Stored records

⟨

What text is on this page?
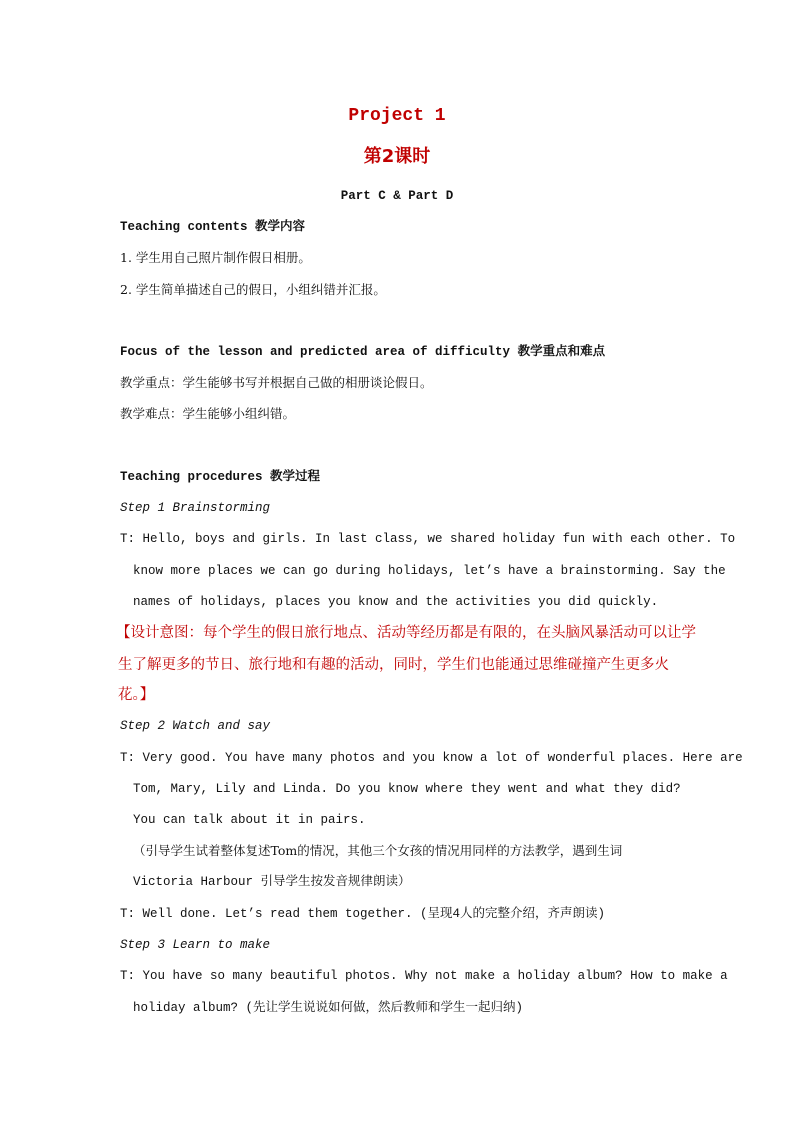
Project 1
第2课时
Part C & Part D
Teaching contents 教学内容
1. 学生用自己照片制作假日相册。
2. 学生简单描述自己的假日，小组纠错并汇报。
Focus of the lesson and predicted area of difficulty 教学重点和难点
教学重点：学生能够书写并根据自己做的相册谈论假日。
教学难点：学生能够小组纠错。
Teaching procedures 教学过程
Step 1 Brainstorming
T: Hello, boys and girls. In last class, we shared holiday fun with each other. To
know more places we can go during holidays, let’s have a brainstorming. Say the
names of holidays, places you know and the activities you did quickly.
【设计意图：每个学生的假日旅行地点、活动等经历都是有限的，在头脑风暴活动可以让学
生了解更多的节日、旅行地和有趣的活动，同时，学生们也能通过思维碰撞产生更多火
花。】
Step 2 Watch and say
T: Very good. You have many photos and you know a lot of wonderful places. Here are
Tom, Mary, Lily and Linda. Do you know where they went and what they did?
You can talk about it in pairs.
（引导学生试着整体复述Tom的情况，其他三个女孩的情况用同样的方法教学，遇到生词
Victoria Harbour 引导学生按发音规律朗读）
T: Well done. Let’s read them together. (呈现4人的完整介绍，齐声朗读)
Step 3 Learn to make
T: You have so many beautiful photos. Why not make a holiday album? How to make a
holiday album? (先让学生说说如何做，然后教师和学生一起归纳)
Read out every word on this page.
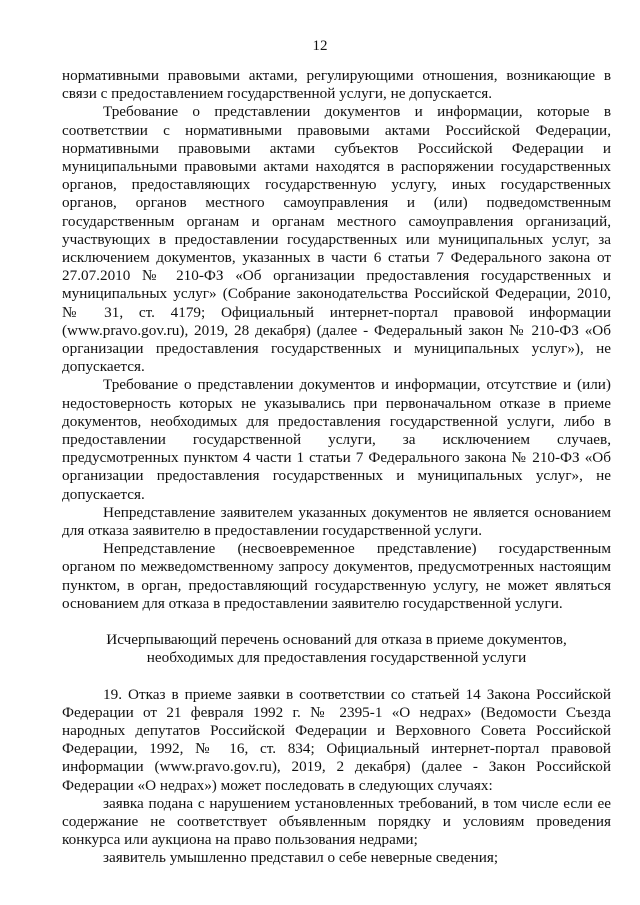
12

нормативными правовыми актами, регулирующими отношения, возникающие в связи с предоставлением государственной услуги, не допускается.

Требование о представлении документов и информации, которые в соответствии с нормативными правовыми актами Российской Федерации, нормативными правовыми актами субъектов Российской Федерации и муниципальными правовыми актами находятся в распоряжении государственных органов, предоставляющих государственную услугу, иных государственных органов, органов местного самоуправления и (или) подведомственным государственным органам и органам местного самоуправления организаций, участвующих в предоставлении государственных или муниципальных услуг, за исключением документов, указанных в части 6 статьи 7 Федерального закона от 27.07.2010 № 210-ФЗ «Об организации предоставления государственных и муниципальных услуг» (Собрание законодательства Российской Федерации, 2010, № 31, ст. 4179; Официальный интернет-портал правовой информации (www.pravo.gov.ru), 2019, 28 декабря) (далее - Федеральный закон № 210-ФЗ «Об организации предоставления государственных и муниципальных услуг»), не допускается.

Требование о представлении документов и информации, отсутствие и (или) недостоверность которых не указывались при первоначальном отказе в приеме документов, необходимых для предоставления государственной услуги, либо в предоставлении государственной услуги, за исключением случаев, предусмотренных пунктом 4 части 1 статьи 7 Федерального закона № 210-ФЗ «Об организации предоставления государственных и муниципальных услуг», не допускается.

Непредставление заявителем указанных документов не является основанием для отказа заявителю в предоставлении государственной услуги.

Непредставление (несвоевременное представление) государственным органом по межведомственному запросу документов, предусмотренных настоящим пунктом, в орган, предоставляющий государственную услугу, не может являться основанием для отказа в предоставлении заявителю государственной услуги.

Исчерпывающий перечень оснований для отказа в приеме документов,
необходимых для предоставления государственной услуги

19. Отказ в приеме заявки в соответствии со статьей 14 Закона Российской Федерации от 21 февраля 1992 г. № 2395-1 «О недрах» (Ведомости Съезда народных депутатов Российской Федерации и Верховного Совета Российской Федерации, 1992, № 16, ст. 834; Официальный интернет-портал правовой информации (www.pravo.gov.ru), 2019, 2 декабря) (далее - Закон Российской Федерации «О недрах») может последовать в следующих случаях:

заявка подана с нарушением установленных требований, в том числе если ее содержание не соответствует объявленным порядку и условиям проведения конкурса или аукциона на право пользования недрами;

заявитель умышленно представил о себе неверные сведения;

⟩

* [What is expected] Pictures in the data above should not be copied; transcribe everything else exactly.

* [Solution]
What text is on this page?
Project 1
第2课时
Part C & Part D
Teaching contents 教学内容
1. 学生用自己照片制作假日相册。
2. 学生简单描述自己的假日，小组纠错并汇报。
Focus of the lesson and predicted area of difficulty 教学重点和难点
教学重点：学生能够书写并根据自己做的相册谈论假日。
教学难点：学生能够小组纠错。
Teaching procedures 教学过程
Step 1 Brainstorming
T: Hello, boys and girls. In last class, we shared holiday fun with each other. To
know more places we can go during holidays, let’s have a brainstorming. Say the
names of holidays, places you know and the activities you did quickly.
【设计意图：每个学生的假日旅行地点、活动等经历都是有限的，在头脑风暴活动可以让学
生了解更多的节日、旅行地和有趣的活动，同时，学生们也能通过思维碰撞产生更多火
花。】
Step 2 Watch and say
T: Very good. You have many photos and you know a lot of wonderful places. Here are
Tom, Mary, Lily and Linda. Do you know where they went and what they did?
You can talk about it in pairs.
（引导学生试着整体复述Tom的情况，其他三个女孩的情况用同样的方法教学，遇到生词
Victoria Harbour 引导学生按发音规律朗读）
T: Well done. Let’s read them together. (呈现4人的完整介绍，齐声朗读)
Step 3 Learn to make
T: You have so many beautiful photos. Why not make a holiday album? How to make a
holiday album? (先让学生说说如何做，然后教师和学生一起归纳)
Read out every word on this page.
12

нормативными правовыми актами, регулирующими отношения, возникающие в связи с предоставлением государственной услуги, не допускается.

Требование о представлении документов и информации, которые в соответствии с нормативными правовыми актами Российской Федерации, нормативными правовыми актами субъектов Российской Федерации и муниципальными правовыми актами находятся в распоряжении государственных органов, предоставляющих государственную услугу, иных государственных органов, органов местного самоуправления и (или) подведомственным государственным органам и органам местного самоуправления организаций, участвующих в предоставлении государственных или муниципальных услуг, за исключением документов, указанных в части 6 статьи 7 Федерального закона от 27.07.2010 № 210-ФЗ «Об организации предоставления государственных и муниципальных услуг» (Собрание законодательства Российской Федерации, 2010, № 31, ст. 4179; Официальный интернет-портал правовой информации (www.pravo.gov.ru), 2019, 28 декабря) (далее - Федеральный закон № 210-ФЗ «Об организации предоставления государственных и муниципальных услуг»), не допускается.

Требование о представлении документов и информации, отсутствие и (или) недостоверность которых не указывались при первоначальном отказе в приеме документов, необходимых для предоставления государственной услуги, либо в предоставлении государственной услуги, за исключением случаев, предусмотренных пунктом 4 части 1 статьи 7 Федерального закона № 210-ФЗ «Об организации предоставления государственных и муниципальных услуг», не допускается.

Непредставление заявителем указанных документов не является основанием для отказа заявителю в предоставлении государственной услуги.

Непредставление (несвоевременное представление) государственным органом по межведомственному запросу документов, предусмотренных настоящим пунктом, в орган, предоставляющий государственную услугу, не может являться основанием для отказа в предоставлении заявителю государственной услуги.

Исчерпывающий перечень оснований для отказа в приеме документов,
необходимых для предоставления государственной услуги

19. Отказ в приеме заявки в соответствии со статьей 14 Закона Российской Федерации от 21 февраля 1992 г. № 2395-1 «О недрах» (Ведомости Съезда народных депутатов Российской Федерации и Верховного Совета Российской Федерации, 1992, № 16, ст. 834; Официальный интернет-портал правовой информации (www.pravo.gov.ru), 2019, 2 декабря) (далее - Закон Российской Федерации «О недрах») может последовать в следующих случаях:

заявка подана с нарушением установленных требований, в том числе если ее содержание не соответствует объявленным порядку и условиям проведения конкурса или аукциона на право пользования недрами;

заявитель умышленно представил о себе неверные сведения;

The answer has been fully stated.